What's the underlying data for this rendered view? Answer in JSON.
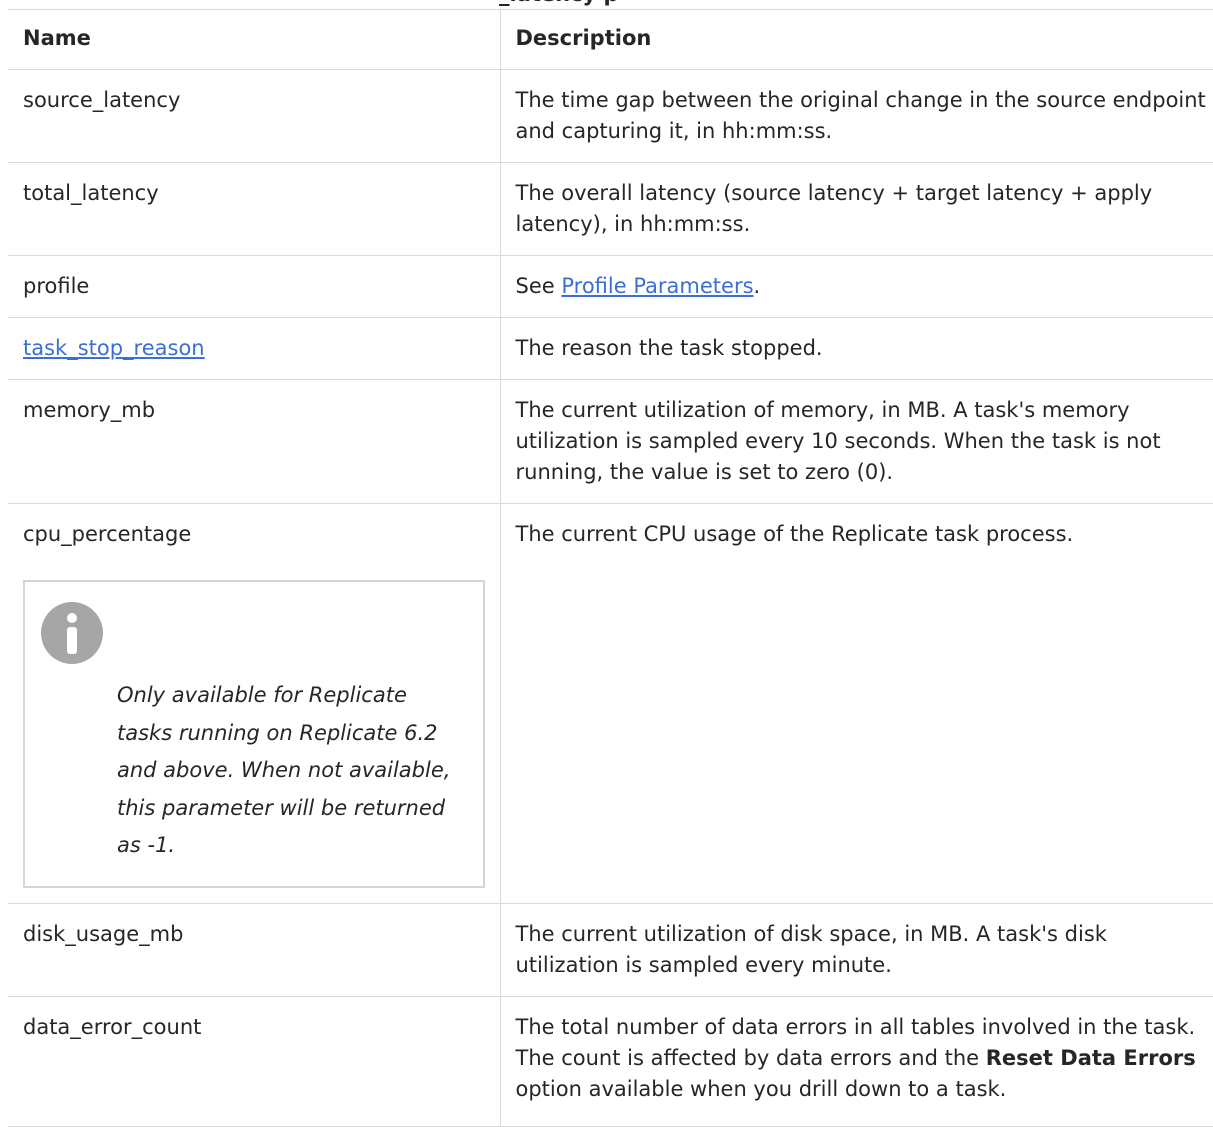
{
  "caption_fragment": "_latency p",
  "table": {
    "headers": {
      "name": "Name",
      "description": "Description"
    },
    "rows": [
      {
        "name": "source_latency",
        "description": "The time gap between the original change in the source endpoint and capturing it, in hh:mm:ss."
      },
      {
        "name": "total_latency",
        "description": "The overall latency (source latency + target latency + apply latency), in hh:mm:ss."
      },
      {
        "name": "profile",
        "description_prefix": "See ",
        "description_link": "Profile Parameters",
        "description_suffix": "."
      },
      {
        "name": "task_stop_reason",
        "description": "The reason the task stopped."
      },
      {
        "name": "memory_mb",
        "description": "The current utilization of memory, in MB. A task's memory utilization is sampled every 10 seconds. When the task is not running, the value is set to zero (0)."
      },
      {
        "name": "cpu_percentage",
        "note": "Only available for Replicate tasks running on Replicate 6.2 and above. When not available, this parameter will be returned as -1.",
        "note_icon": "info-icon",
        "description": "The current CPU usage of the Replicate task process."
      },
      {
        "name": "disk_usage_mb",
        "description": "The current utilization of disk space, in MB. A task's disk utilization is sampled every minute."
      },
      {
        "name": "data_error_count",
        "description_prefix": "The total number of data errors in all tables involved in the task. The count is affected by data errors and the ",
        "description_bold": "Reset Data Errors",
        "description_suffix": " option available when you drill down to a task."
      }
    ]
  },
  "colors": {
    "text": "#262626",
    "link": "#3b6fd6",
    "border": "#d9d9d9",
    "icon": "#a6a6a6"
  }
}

----

* WORK INSTRUCTIONS
Pull every line containing the word "running" out of the material.

* COMPLETED EXERCISE
        "description": "The current utilization of memory, in MB. A task's memory utilization is sampled every 10 seconds. When the task is not running, the value is set to zero (0)."
        "note": "Only available for Replicate tasks running on Replicate 6.2 and above. When not available, this parameter will be returned as -1.",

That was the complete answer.